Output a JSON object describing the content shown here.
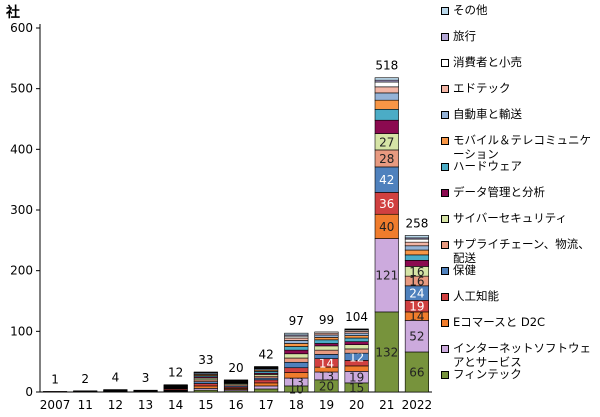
{
  "chart_data": {
    "type": "bar",
    "stacked": true,
    "unit_label": "社",
    "categories": [
      "2007",
      "11",
      "12",
      "13",
      "14",
      "15",
      "16",
      "17",
      "18",
      "19",
      "20",
      "21",
      "2022"
    ],
    "totals": [
      1,
      2,
      4,
      3,
      12,
      33,
      20,
      42,
      97,
      99,
      104,
      518,
      258
    ],
    "ylim": [
      0,
      600
    ],
    "yticks": [
      "0",
      "100",
      "200",
      "300",
      "400",
      "500",
      "600"
    ],
    "grid": false,
    "legend_position": "right",
    "series": [
      {
        "name": "フィンテック",
        "color": "#77933c",
        "values": [
          0,
          0,
          1,
          0,
          1,
          3,
          2,
          5,
          10,
          20,
          15,
          132,
          66
        ],
        "labels": [
          "",
          "",
          "",
          "",
          "",
          "",
          "",
          "",
          "10",
          "20",
          "15",
          "132",
          "66"
        ]
      },
      {
        "name": "インターネットソフトウェアとサービス",
        "color": "#ccaadd",
        "values": [
          0,
          0,
          0,
          0,
          1,
          3,
          2,
          5,
          13,
          13,
          19,
          121,
          52
        ],
        "labels": [
          "",
          "",
          "",
          "",
          "",
          "",
          "",
          "",
          "13",
          "13",
          "19",
          "121",
          "52"
        ]
      },
      {
        "name": "Eコマースと D2C",
        "color": "#f07c2c",
        "values": [
          0,
          0,
          1,
          0,
          1,
          4,
          2,
          5,
          9,
          8,
          9,
          40,
          14
        ],
        "labels": [
          "",
          "",
          "",
          "",
          "",
          "",
          "",
          "",
          "",
          "",
          "",
          "40",
          "14"
        ]
      },
      {
        "name": "人工知能",
        "color": "#d04040",
        "values": [
          1,
          0,
          0,
          1,
          2,
          4,
          2,
          5,
          8,
          14,
          9,
          36,
          19
        ],
        "labels": [
          "",
          "",
          "",
          "",
          "",
          "",
          "",
          "",
          "",
          "14",
          "",
          "36",
          "19"
        ]
      },
      {
        "name": "保健",
        "color": "#4f81bd",
        "values": [
          0,
          0,
          1,
          0,
          1,
          3,
          2,
          3,
          9,
          7,
          12,
          42,
          24
        ],
        "labels": [
          "",
          "",
          "",
          "",
          "",
          "",
          "",
          "",
          "",
          "",
          "12",
          "42",
          "24"
        ]
      },
      {
        "name": "サプライチェーン、物流、配送",
        "color": "#e89a80",
        "values": [
          0,
          1,
          0,
          1,
          1,
          3,
          2,
          3,
          7,
          7,
          7,
          28,
          16
        ],
        "labels": [
          "",
          "",
          "",
          "",
          "",
          "",
          "",
          "",
          "",
          "",
          "",
          "28",
          "16"
        ]
      },
      {
        "name": "サイバーセキュリティ",
        "color": "#d6e4a6",
        "values": [
          0,
          0,
          0,
          0,
          1,
          3,
          2,
          3,
          7,
          7,
          7,
          27,
          16
        ],
        "labels": [
          "",
          "",
          "",
          "",
          "",
          "",
          "",
          "",
          "",
          "",
          "",
          "27",
          "16"
        ]
      },
      {
        "name": "データ管理と分析",
        "color": "#8b0a50",
        "values": [
          0,
          1,
          0,
          0,
          1,
          2,
          1,
          2,
          6,
          4,
          5,
          22,
          10
        ],
        "labels": [
          "",
          "",
          "",
          "",
          "",
          "",
          "",
          "",
          "",
          "",
          "",
          "",
          ""
        ]
      },
      {
        "name": "ハードウェア",
        "color": "#4bacc6",
        "values": [
          0,
          0,
          1,
          0,
          1,
          2,
          1,
          3,
          6,
          6,
          6,
          18,
          9
        ],
        "labels": [
          "",
          "",
          "",
          "",
          "",
          "",
          "",
          "",
          "",
          "",
          "",
          "",
          ""
        ]
      },
      {
        "name": "モバイル＆テレコミュニケーション",
        "color": "#f79646",
        "values": [
          0,
          0,
          0,
          1,
          1,
          2,
          1,
          2,
          5,
          4,
          4,
          15,
          8
        ],
        "labels": [
          "",
          "",
          "",
          "",
          "",
          "",
          "",
          "",
          "",
          "",
          "",
          "",
          ""
        ]
      },
      {
        "name": "自動車と輸送",
        "color": "#95b3d7",
        "values": [
          0,
          0,
          0,
          0,
          1,
          2,
          1,
          2,
          5,
          4,
          4,
          12,
          7
        ],
        "labels": [
          "",
          "",
          "",
          "",
          "",
          "",
          "",
          "",
          "",
          "",
          "",
          "",
          ""
        ]
      },
      {
        "name": "エドテック",
        "color": "#f2b5a5",
        "values": [
          0,
          0,
          0,
          0,
          0,
          1,
          1,
          1,
          4,
          3,
          3,
          10,
          6
        ],
        "labels": [
          "",
          "",
          "",
          "",
          "",
          "",
          "",
          "",
          "",
          "",
          "",
          "",
          ""
        ]
      },
      {
        "name": "消費者と小売",
        "color": "#ffffff",
        "values": [
          0,
          0,
          0,
          0,
          0,
          1,
          1,
          1,
          3,
          2,
          2,
          8,
          5
        ],
        "labels": [
          "",
          "",
          "",
          "",
          "",
          "",
          "",
          "",
          "",
          "",
          "",
          "",
          ""
        ]
      },
      {
        "name": "旅行",
        "color": "#b4a7d6",
        "values": [
          0,
          0,
          0,
          0,
          0,
          0,
          0,
          1,
          2,
          0,
          1,
          3,
          2
        ],
        "labels": [
          "",
          "",
          "",
          "",
          "",
          "",
          "",
          "",
          "",
          "",
          "",
          "",
          ""
        ]
      },
      {
        "name": "その他",
        "color": "#b9d7ea",
        "values": [
          0,
          0,
          0,
          0,
          0,
          0,
          0,
          1,
          3,
          0,
          1,
          4,
          4
        ],
        "labels": [
          "",
          "",
          "",
          "",
          "",
          "",
          "",
          "",
          "",
          "",
          "",
          "",
          ""
        ]
      }
    ]
  }
}
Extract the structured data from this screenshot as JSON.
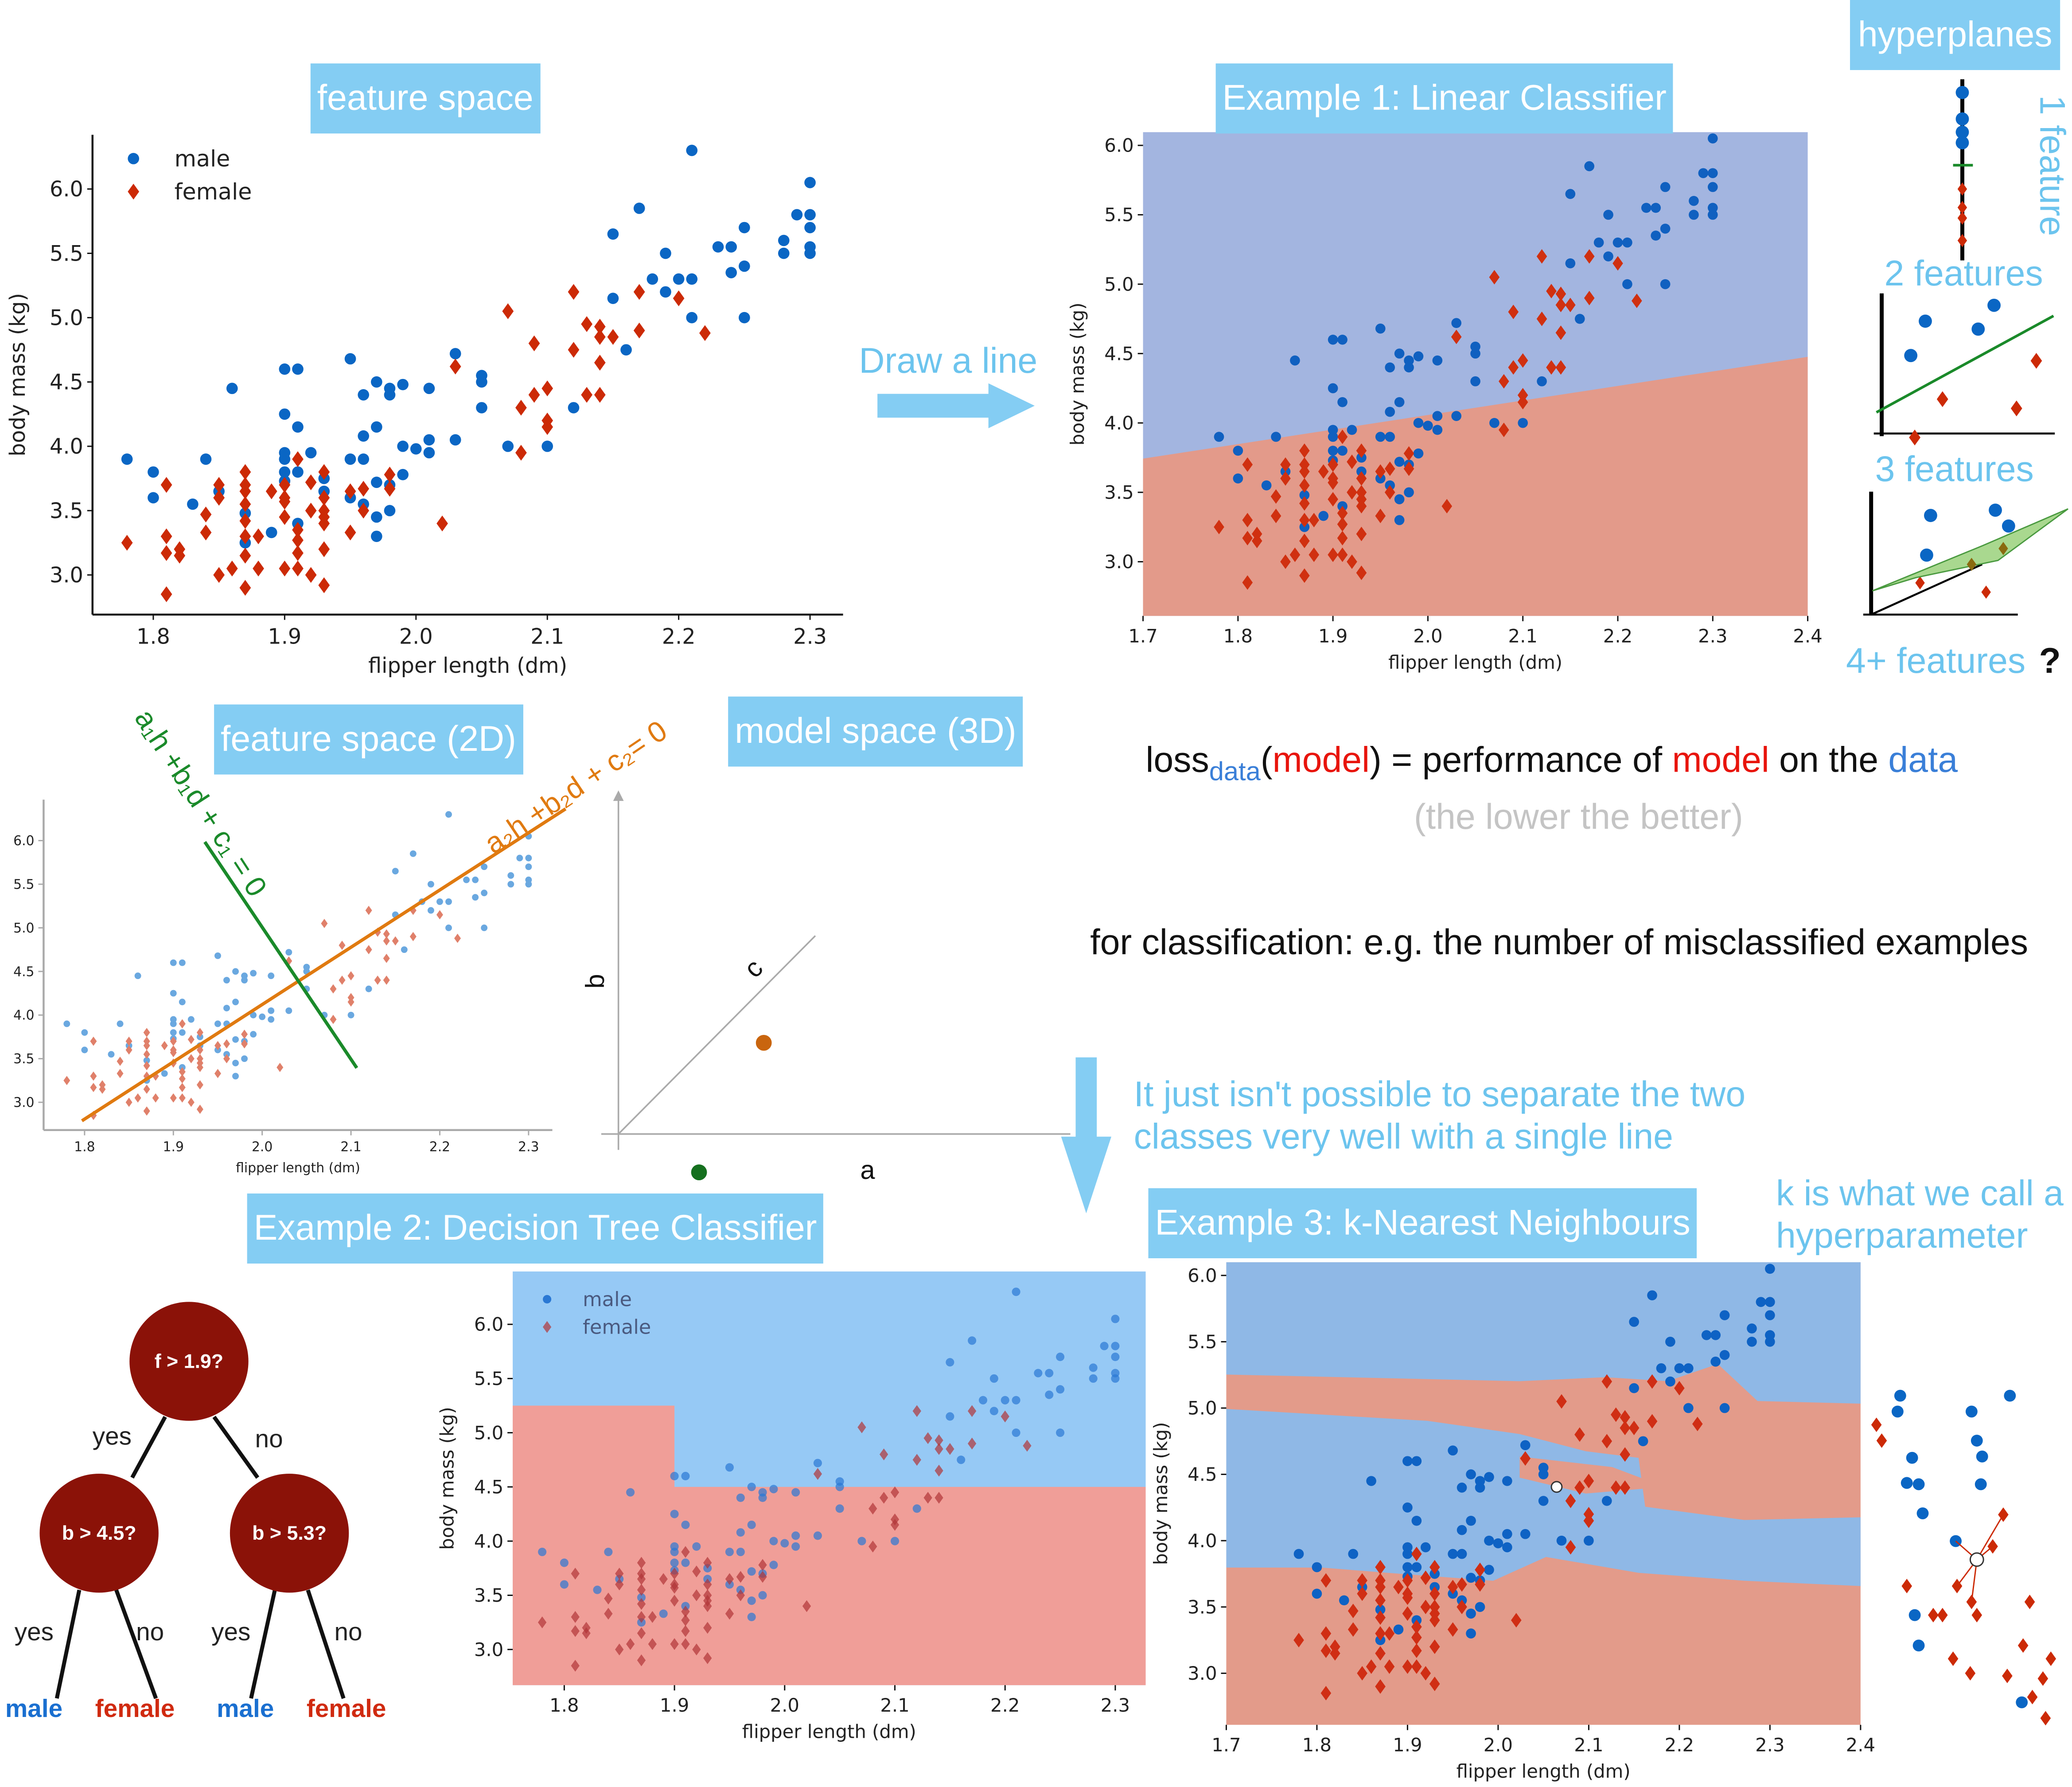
{
  "labels": {
    "feature_space": "feature space",
    "draw_a_line": "Draw a line",
    "example1": "Example 1: Linear Classifier",
    "hyperplanes": "hyperplanes",
    "one_feature": "1 feature",
    "two_features": "2 features",
    "three_features": "3 features",
    "four_features": "4+ features",
    "question_mark": "?",
    "feature_space_2d": "feature space (2D)",
    "model_space_3d": "model space (3D)",
    "eq_green": "a₁h +b₁d + c₁ = 0",
    "eq_orange": "a₂h +b₂d + c₂= 0",
    "axis_a": "a",
    "axis_b": "b",
    "axis_c": "c",
    "not_possible_1": "It just isn't possible to separate the two",
    "not_possible_2": "classes very well with a single line",
    "example2": "Example 2: Decision Tree Classifier",
    "example3": "Example 3: k-Nearest Neighbours",
    "hyper_1": "k is what we call a",
    "hyper_2": "hyperparameter"
  },
  "loss": {
    "word": "loss",
    "sub": "data",
    "open": "(",
    "model": "model",
    "mid": ") = performance of ",
    "model2": "model",
    "on": " on the ",
    "data": "data",
    "note": "(the lower the better)",
    "classification": "for classification: e.g. the number of misclassified examples"
  },
  "tree": {
    "root": "f > 1.9?",
    "left": "b > 4.5?",
    "right": "b > 5.3?",
    "yes": "yes",
    "no": "no",
    "leaves": [
      "male",
      "female",
      "male",
      "female"
    ]
  },
  "colors": {
    "male": "#0a66c4",
    "female": "#cc2a06",
    "accent": "#84cdf3",
    "tree_node": "#8b1208",
    "line_green": "#1a8a2a",
    "line_orange": "#e07a10"
  },
  "icons": [
    "arrow-right-icon",
    "arrow-down-icon"
  ],
  "chart_data": [
    {
      "type": "scatter",
      "title": "",
      "xlabel": "flipper length (dm)",
      "ylabel": "body mass (kg)",
      "x_ticks": [
        "1.8",
        "1.9",
        "2.0",
        "2.1",
        "2.2",
        "2.3"
      ],
      "y_ticks": [
        "3.0",
        "3.5",
        "4.0",
        "4.5",
        "5.0",
        "5.5",
        "6.0"
      ],
      "legend": [
        "male",
        "female"
      ],
      "legend_position": "top-left",
      "grid": false,
      "series": [
        {
          "name": "male",
          "marker": "circle",
          "points": [
            [
              1.78,
              3.9
            ],
            [
              1.8,
              3.8
            ],
            [
              1.8,
              3.6
            ],
            [
              1.83,
              3.55
            ],
            [
              1.84,
              3.9
            ],
            [
              1.85,
              3.65
            ],
            [
              1.86,
              4.45
            ],
            [
              1.87,
              3.48
            ],
            [
              1.87,
              3.25
            ],
            [
              1.89,
              3.33
            ],
            [
              1.9,
              4.6
            ],
            [
              1.91,
              4.6
            ],
            [
              1.9,
              4.25
            ],
            [
              1.91,
              4.15
            ],
            [
              1.9,
              3.95
            ],
            [
              1.9,
              3.9
            ],
            [
              1.9,
              3.8
            ],
            [
              1.91,
              3.8
            ],
            [
              1.9,
              3.73
            ],
            [
              1.92,
              3.95
            ],
            [
              1.91,
              3.4
            ],
            [
              1.93,
              3.75
            ],
            [
              1.93,
              3.65
            ],
            [
              1.95,
              4.68
            ],
            [
              1.96,
              4.4
            ],
            [
              1.97,
              4.5
            ],
            [
              1.98,
              4.45
            ],
            [
              1.98,
              4.4
            ],
            [
              1.99,
              4.48
            ],
            [
              2.01,
              4.45
            ],
            [
              1.97,
              4.15
            ],
            [
              1.96,
              4.08
            ],
            [
              1.95,
              3.9
            ],
            [
              1.96,
              3.9
            ],
            [
              1.99,
              4.0
            ],
            [
              2.0,
              3.98
            ],
            [
              2.01,
              4.05
            ],
            [
              2.01,
              3.95
            ],
            [
              2.03,
              4.05
            ],
            [
              2.03,
              4.72
            ],
            [
              2.05,
              4.55
            ],
            [
              2.05,
              4.5
            ],
            [
              2.05,
              4.3
            ],
            [
              2.07,
              4.0
            ],
            [
              2.1,
              4.0
            ],
            [
              1.99,
              3.78
            ],
            [
              1.97,
              3.72
            ],
            [
              1.98,
              3.7
            ],
            [
              1.95,
              3.6
            ],
            [
              1.96,
              3.55
            ],
            [
              1.97,
              3.45
            ],
            [
              1.98,
              3.5
            ],
            [
              1.97,
              3.3
            ],
            [
              2.12,
              4.3
            ],
            [
              2.15,
              5.65
            ],
            [
              2.15,
              5.15
            ],
            [
              2.16,
              4.75
            ],
            [
              2.17,
              5.85
            ],
            [
              2.18,
              5.3
            ],
            [
              2.19,
              5.5
            ],
            [
              2.19,
              5.2
            ],
            [
              2.2,
              5.3
            ],
            [
              2.21,
              5.3
            ],
            [
              2.21,
              5.0
            ],
            [
              2.21,
              6.3
            ],
            [
              2.23,
              5.55
            ],
            [
              2.24,
              5.55
            ],
            [
              2.24,
              5.35
            ],
            [
              2.25,
              5.7
            ],
            [
              2.25,
              5.4
            ],
            [
              2.25,
              5.0
            ],
            [
              2.28,
              5.6
            ],
            [
              2.28,
              5.5
            ],
            [
              2.29,
              5.8
            ],
            [
              2.3,
              6.05
            ],
            [
              2.3,
              5.8
            ],
            [
              2.3,
              5.7
            ],
            [
              2.3,
              5.55
            ],
            [
              2.3,
              5.5
            ]
          ]
        },
        {
          "name": "female",
          "marker": "diamond",
          "points": [
            [
              1.78,
              3.25
            ],
            [
              1.81,
              3.7
            ],
            [
              1.81,
              3.3
            ],
            [
              1.81,
              3.17
            ],
            [
              1.82,
              3.2
            ],
            [
              1.82,
              3.15
            ],
            [
              1.81,
              2.85
            ],
            [
              1.84,
              3.47
            ],
            [
              1.84,
              3.33
            ],
            [
              1.85,
              3.7
            ],
            [
              1.85,
              3.6
            ],
            [
              1.85,
              3.0
            ],
            [
              1.86,
              3.05
            ],
            [
              1.87,
              3.8
            ],
            [
              1.87,
              3.7
            ],
            [
              1.87,
              3.65
            ],
            [
              1.87,
              3.55
            ],
            [
              1.87,
              3.42
            ],
            [
              1.87,
              3.3
            ],
            [
              1.87,
              3.15
            ],
            [
              1.87,
              2.9
            ],
            [
              1.88,
              3.3
            ],
            [
              1.88,
              3.05
            ],
            [
              1.89,
              3.65
            ],
            [
              1.9,
              3.7
            ],
            [
              1.9,
              3.6
            ],
            [
              1.9,
              3.57
            ],
            [
              1.9,
              3.45
            ],
            [
              1.9,
              3.05
            ],
            [
              1.91,
              3.9
            ],
            [
              1.91,
              3.35
            ],
            [
              1.91,
              3.27
            ],
            [
              1.91,
              3.17
            ],
            [
              1.91,
              3.05
            ],
            [
              1.92,
              3.72
            ],
            [
              1.92,
              3.5
            ],
            [
              1.92,
              3.0
            ],
            [
              1.93,
              3.8
            ],
            [
              1.93,
              3.6
            ],
            [
              1.93,
              3.5
            ],
            [
              1.93,
              3.45
            ],
            [
              1.93,
              3.4
            ],
            [
              1.93,
              3.2
            ],
            [
              1.93,
              2.92
            ],
            [
              1.95,
              3.65
            ],
            [
              1.95,
              3.33
            ],
            [
              1.96,
              3.67
            ],
            [
              1.96,
              3.5
            ],
            [
              1.98,
              3.78
            ],
            [
              1.98,
              3.67
            ],
            [
              2.02,
              3.4
            ],
            [
              2.03,
              4.62
            ],
            [
              2.07,
              5.05
            ],
            [
              2.08,
              4.3
            ],
            [
              2.08,
              3.95
            ],
            [
              2.09,
              4.8
            ],
            [
              2.09,
              4.4
            ],
            [
              2.1,
              4.45
            ],
            [
              2.1,
              4.2
            ],
            [
              2.1,
              4.15
            ],
            [
              2.12,
              5.2
            ],
            [
              2.12,
              4.75
            ],
            [
              2.13,
              4.95
            ],
            [
              2.13,
              4.4
            ],
            [
              2.14,
              4.93
            ],
            [
              2.14,
              4.85
            ],
            [
              2.14,
              4.65
            ],
            [
              2.14,
              4.4
            ],
            [
              2.15,
              4.85
            ],
            [
              2.17,
              5.2
            ],
            [
              2.17,
              4.9
            ],
            [
              2.2,
              5.15
            ],
            [
              2.22,
              4.88
            ]
          ]
        }
      ]
    },
    {
      "type": "scatter",
      "title": "",
      "xlabel": "flipper length (dm)",
      "ylabel": "body mass (kg)",
      "x_ticks": [
        "1.7",
        "1.8",
        "1.9",
        "2.0",
        "2.1",
        "2.2",
        "2.3",
        "2.4"
      ],
      "y_ticks": [
        "3.0",
        "3.5",
        "4.0",
        "4.5",
        "5.0",
        "5.5",
        "6.0"
      ],
      "xlim": [
        1.7,
        2.4
      ],
      "decision_boundary": "linear",
      "regions": [
        "male: upper (blue)",
        "female: lower (red)"
      ],
      "grid": false
    },
    {
      "type": "scatter",
      "title": "",
      "xlabel": "flipper length (dm)",
      "ylabel": "",
      "x_ticks": [
        "1.8",
        "1.9",
        "2.0",
        "2.1",
        "2.2",
        "2.3"
      ],
      "y_ticks": [
        "3.0",
        "3.5",
        "4.0",
        "4.5",
        "5.0",
        "5.5",
        "6.0"
      ],
      "grid": false
    },
    {
      "type": "scatter",
      "title": "",
      "xlabel": "flipper length (dm)",
      "ylabel": "body mass (kg)",
      "x_ticks": [
        "1.8",
        "1.9",
        "2.0",
        "2.1",
        "2.2",
        "2.3"
      ],
      "y_ticks": [
        "3.0",
        "3.5",
        "4.0",
        "4.5",
        "5.0",
        "5.5",
        "6.0"
      ],
      "legend": [
        "male",
        "female"
      ],
      "legend_position": "top-left",
      "decision_boundary": "tree",
      "split_x": 1.9,
      "split_y_left": 5.25,
      "split_y_right": 4.5,
      "grid": false
    },
    {
      "type": "scatter",
      "title": "",
      "xlabel": "flipper length (dm)",
      "ylabel": "body mass (kg)",
      "x_ticks": [
        "1.7",
        "1.8",
        "1.9",
        "2.0",
        "2.1",
        "2.2",
        "2.3",
        "2.4"
      ],
      "y_ticks": [
        "3.0",
        "3.5",
        "4.0",
        "4.5",
        "5.0",
        "5.5",
        "6.0"
      ],
      "xlim": [
        1.7,
        2.4
      ],
      "decision_boundary": "k-nearest-neighbours",
      "grid": false
    }
  ]
}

Task directions: Check all the records above and select each line where the string "space" is found.

Reply:
    "feature_space": "feature space",
    "feature_space_2d": "feature space (2D)",
    "model_space_3d": "model space (3D)",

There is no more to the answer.